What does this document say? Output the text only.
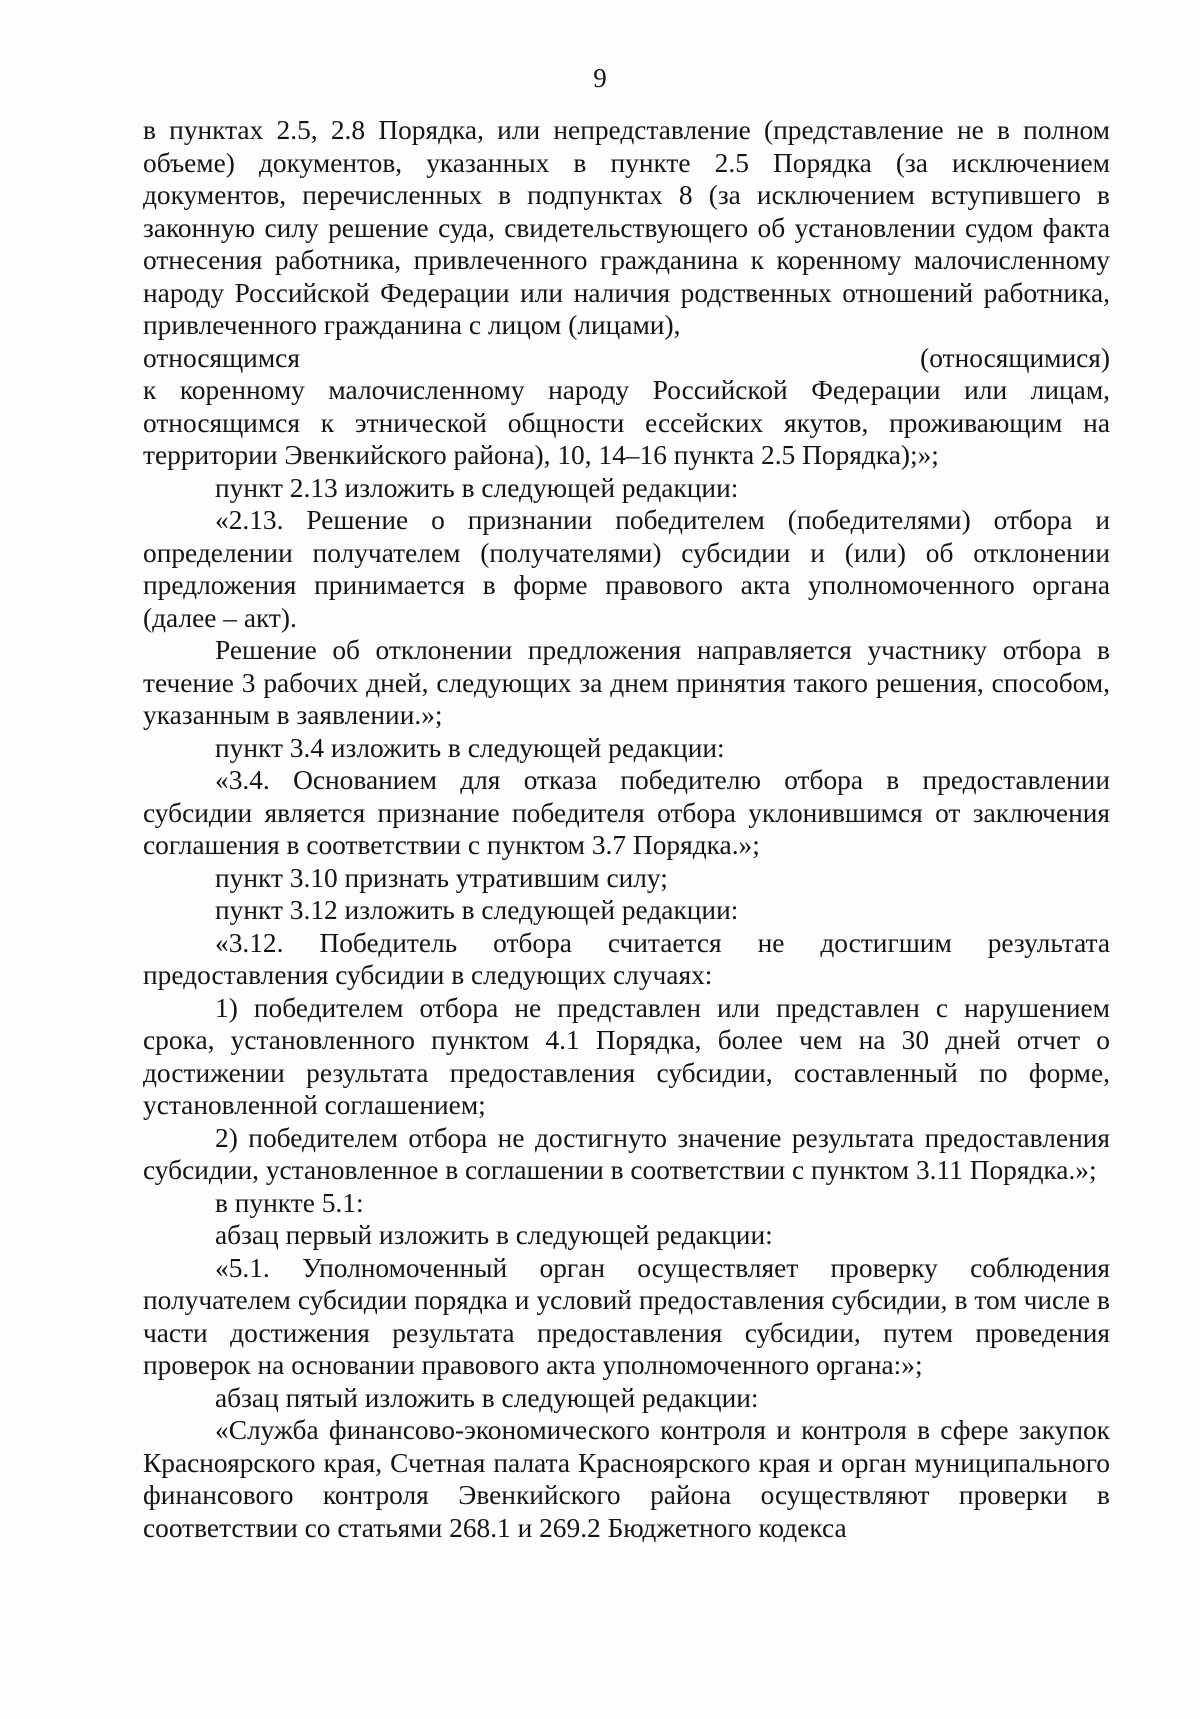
9

в пунктах 2.5, 2.8 Порядка, или непредставление (представление не в полном объеме) документов, указанных в пункте 2.5 Порядка (за исключением документов, перечисленных в подпунктах 8 (за исключением вступившего в законную силу решение суда, свидетельствующего об установлении судом факта отнесения работника, привлеченного гражданина к коренному малочисленному народу Российской Федерации или наличия родственных отношений работника, привлеченного гражданина с лицом (лицами),

относящимся (относящимися)

к коренному малочисленному народу Российской Федерации или лицам, относящимся к этнической общности ессейских якутов, проживающим на территории Эвенкийского района), 10, 14–16 пункта 2.5 Порядка);»;

пункт 2.13 изложить в следующей редакции:

«2.13. Решение о признании победителем (победителями) отбора и определении получателем (получателями) субсидии и (или) об отклонении предложения принимается в форме правового акта уполномоченного органа (далее – акт).

Решение об отклонении предложения направляется участнику отбора в течение 3 рабочих дней, следующих за днем принятия такого решения, способом, указанным в заявлении.»;

пункт 3.4 изложить в следующей редакции:

«3.4. Основанием для отказа победителю отбора в предоставлении субсидии является признание победителя отбора уклонившимся от заключения соглашения в соответствии с пунктом 3.7 Порядка.»;

пункт 3.10 признать утратившим силу;

пункт 3.12 изложить в следующей редакции:

«3.12. Победитель отбора считается не достигшим результата предоставления субсидии в следующих случаях:

1) победителем отбора не представлен или представлен с нарушением срока, установленного пунктом 4.1 Порядка, более чем на 30 дней отчет о достижении результата предоставления субсидии, составленный по форме, установленной соглашением;

2) победителем отбора не достигнуто значение результата предоставления субсидии, установленное в соглашении в соответствии с пунктом 3.11 Порядка.»;

в пункте 5.1:

абзац первый изложить в следующей редакции:

«5.1. Уполномоченный орган осуществляет проверку соблюдения получателем субсидии порядка и условий предоставления субсидии, в том числе в части достижения результата предоставления субсидии, путем проведения проверок на основании правового акта уполномоченного органа:»;

абзац пятый изложить в следующей редакции:

«Служба финансово-экономического контроля и контроля в сфере закупок Красноярского края, Счетная палата Красноярского края и орган муниципального финансового контроля Эвенкийского района осуществляют проверки в соответствии со статьями 268.1 и 269.2 Бюджетного кодекса
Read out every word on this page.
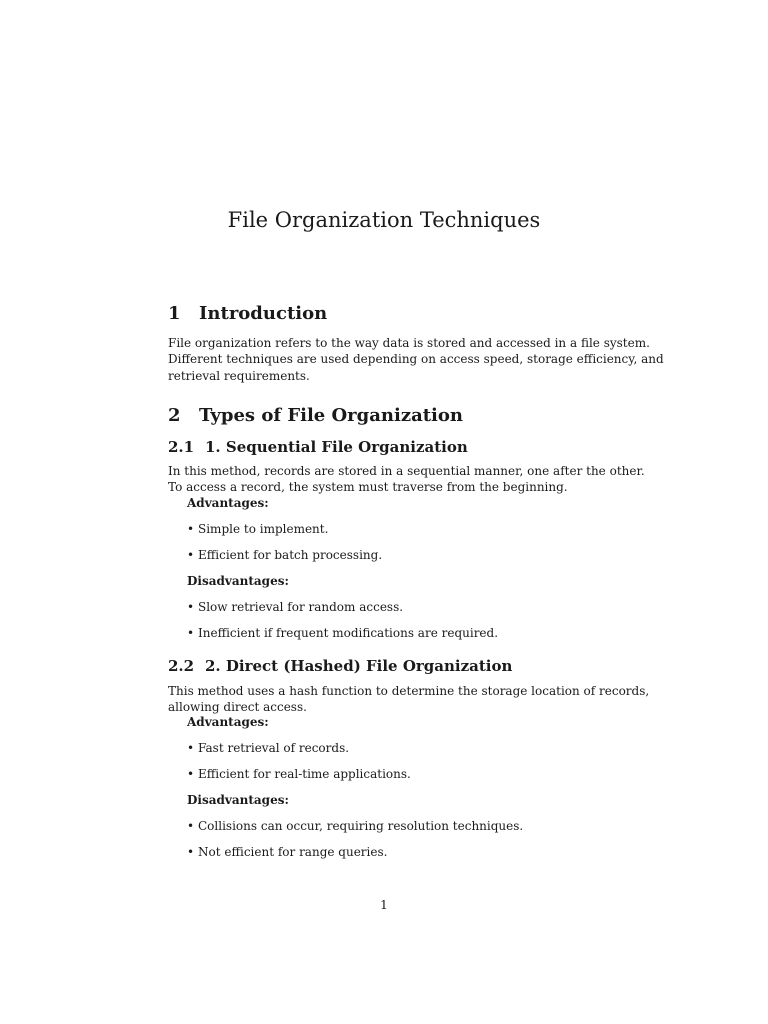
File Organization Techniques
1 Introduction
File organization refers to the way data is stored and accessed in a file system.
Different techniques are used depending on access speed, storage efficiency, and
retrieval requirements.
2 Types of File Organization
2.1 1. Sequential File Organization
In this method, records are stored in a sequential manner, one after the other.
To access a record, the system must traverse from the beginning.
Advantages:
• Simple to implement.
• Efficient for batch processing.
Disadvantages:
• Slow retrieval for random access.
• Inefficient if frequent modifications are required.
2.2 2. Direct (Hashed) File Organization
This method uses a hash function to determine the storage location of records,
allowing direct access.
Advantages:
• Fast retrieval of records.
• Efficient for real-time applications.
Disadvantages:
• Collisions can occur, requiring resolution techniques.
• Not efficient for range queries.
1
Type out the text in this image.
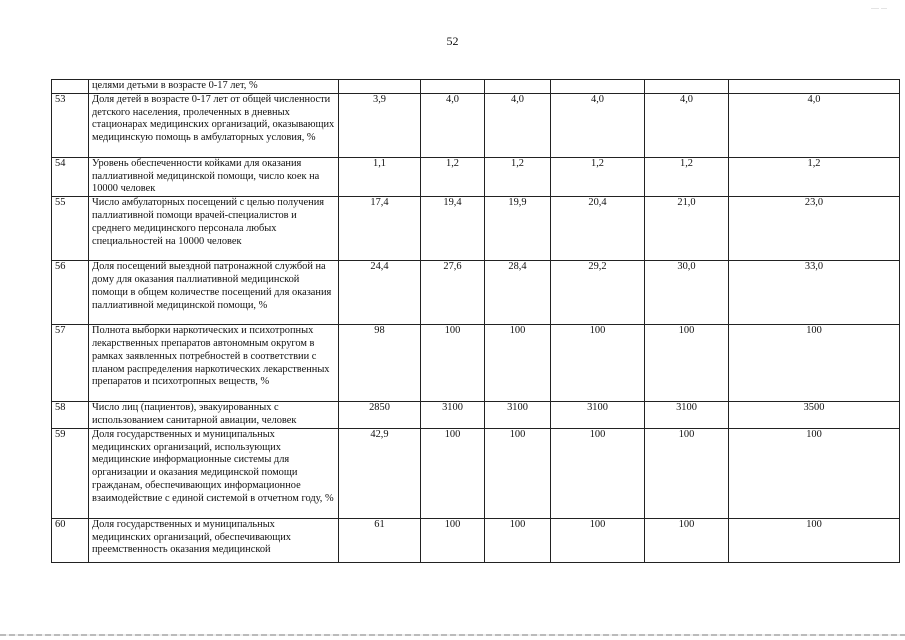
.... ...
52
	целями детьми в возрасте 0-17 лет, %						
53	Доля детей в возрасте 0-17 лет от общей численности детского населения, пролеченных в дневных стационарах медицинских организаций, оказывающих медицинскую помощь в амбулаторных условия, %	3,9	4,0	4,0	4,0	4,0	4,0
54	Уровень обеспеченности койками для оказания паллиативной медицинской помощи, число коек на 10000 человек	1,1	1,2	1,2	1,2	1,2	1,2
55	Число амбулаторных посещений с целью получения паллиативной помощи врачей-специалистов и среднего медицинского персонала любых специальностей на 10000 человек	17,4	19,4	19,9	20,4	21,0	23,0
56	Доля посещений выездной патронажной службой на дому для оказания паллиативной медицинской помощи в общем количестве посещений для оказания паллиативной медицинской помощи, %	24,4	27,6	28,4	29,2	30,0	33,0
57	Полнота выборки наркотических и психотропных лекарственных препаратов автономным округом в рамках заявленных потребностей в соответствии с планом распределения наркотических лекарственных препаратов и психотропных веществ, %	98	100	100	100	100	100
58	Число лиц (пациентов), эвакуированных с использованием санитарной авиации, человек	2850	3100	3100	3100	3100	3500
59	Доля государственных и муниципальных медицинских организаций, использующих медицинские информационные системы для организации и оказания медицинской помощи гражданам, обеспечивающих информационное взаимодействие с единой системой в отчетном году, %	42,9	100	100	100	100	100
60	Доля государственных и муниципальных медицинских организаций, обеспечивающих преемственность оказания медицинской	61	100	100	100	100	100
------------------------------
SET EXERCISE:
Transcribe the records above verbatim. Do not carry over any picture.

REPLY TO THE TASK:
What does this document say? Output the text only.
9

в пунктах 2.5, 2.8 Порядка, или непредставление (представление не в полном объеме) документов, указанных в пункте 2.5 Порядка (за исключением документов, перечисленных в подпунктах 8 (за исключением вступившего в законную силу решение суда, свидетельствующего об установлении судом факта отнесения работника, привлеченного гражданина к коренному малочисленному народу Российской Федерации или наличия родственных отношений работника, привлеченного гражданина с лицом (лицами),

относящимся (относящимися)

к коренному малочисленному народу Российской Федерации или лицам, относящимся к этнической общности ессейских якутов, проживающим на территории Эвенкийского района), 10, 14–16 пункта 2.5 Порядка);»;

пункт 2.13 изложить в следующей редакции:

«2.13. Решение о признании победителем (победителями) отбора и определении получателем (получателями) субсидии и (или) об отклонении предложения принимается в форме правового акта уполномоченного органа (далее – акт).

Решение об отклонении предложения направляется участнику отбора в течение 3 рабочих дней, следующих за днем принятия такого решения, способом, указанным в заявлении.»;

пункт 3.4 изложить в следующей редакции:

«3.4. Основанием для отказа победителю отбора в предоставлении субсидии является признание победителя отбора уклонившимся от заключения соглашения в соответствии с пунктом 3.7 Порядка.»;

пункт 3.10 признать утратившим силу;

пункт 3.12 изложить в следующей редакции:

«3.12. Победитель отбора считается не достигшим результата предоставления субсидии в следующих случаях:

1) победителем отбора не представлен или представлен с нарушением срока, установленного пунктом 4.1 Порядка, более чем на 30 дней отчет о достижении результата предоставления субсидии, составленный по форме, установленной соглашением;

2) победителем отбора не достигнуто значение результата предоставления субсидии, установленное в соглашении в соответствии с пунктом 3.11 Порядка.»;

в пункте 5.1:

абзац первый изложить в следующей редакции:

«5.1. Уполномоченный орган осуществляет проверку соблюдения получателем субсидии порядка и условий предоставления субсидии, в том числе в части достижения результата предоставления субсидии, путем проведения проверок на основании правового акта уполномоченного органа:»;

абзац пятый изложить в следующей редакции:

«Служба финансово-экономического контроля и контроля в сфере закупок Красноярского края, Счетная палата Красноярского края и орган муниципального финансового контроля Эвенкийского района осуществляют проверки в соответствии со статьями 268.1 и 269.2 Бюджетного кодекса
Read out every word on this page.
File Organization Techniques
1 Introduction
File organization refers to the way data is stored and accessed in a file system.
Different techniques are used depending on access speed, storage efficiency, and
retrieval requirements.
2 Types of File Organization
2.1 1. Sequential File Organization
In this method, records are stored in a sequential manner, one after the other.
To access a record, the system must traverse from the beginning.
Advantages:
• Simple to implement.
• Efficient for batch processing.
Disadvantages:
• Slow retrieval for random access.
• Inefficient if frequent modifications are required.
2.2 2. Direct (Hashed) File Organization
This method uses a hash function to determine the storage location of records,
allowing direct access.
Advantages:
• Fast retrieval of records.
• Efficient for real-time applications.
Disadvantages:
• Collisions can occur, requiring resolution techniques.
• Not efficient for range queries.
1
Type out the text in this image.
.... ...
52
	целями детьми в возрасте 0-17 лет, %						
53	Доля детей в возрасте 0-17 лет от общей численности детского населения, пролеченных в дневных стационарах медицинских организаций, оказывающих медицинскую помощь в амбулаторных условия, %	3,9	4,0	4,0	4,0	4,0	4,0
54	Уровень обеспеченности койками для оказания паллиативной медицинской помощи, число коек на 10000 человек	1,1	1,2	1,2	1,2	1,2	1,2
55	Число амбулаторных посещений с целью получения паллиативной помощи врачей-специалистов и среднего медицинского персонала любых специальностей на 10000 человек	17,4	19,4	19,9	20,4	21,0	23,0
56	Доля посещений выездной патронажной службой на дому для оказания паллиативной медицинской помощи в общем количестве посещений для оказания паллиативной медицинской помощи, %	24,4	27,6	28,4	29,2	30,0	33,0
57	Полнота выборки наркотических и психотропных лекарственных препаратов автономным округом в рамках заявленных потребностей в соответствии с планом распределения наркотических лекарственных препаратов и психотропных веществ, %	98	100	100	100	100	100
58	Число лиц (пациентов), эвакуированных с использованием санитарной авиации, человек	2850	3100	3100	3100	3100	3500
59	Доля государственных и муниципальных медицинских организаций, использующих медицинские информационные системы для организации и оказания медицинской помощи гражданам, обеспечивающих информационное взаимодействие с единой системой в отчетном году, %	42,9	100	100	100	100	100
60	Доля государственных и муниципальных медицинских организаций, обеспечивающих преемственность оказания медицинской	61	100	100	100	100	100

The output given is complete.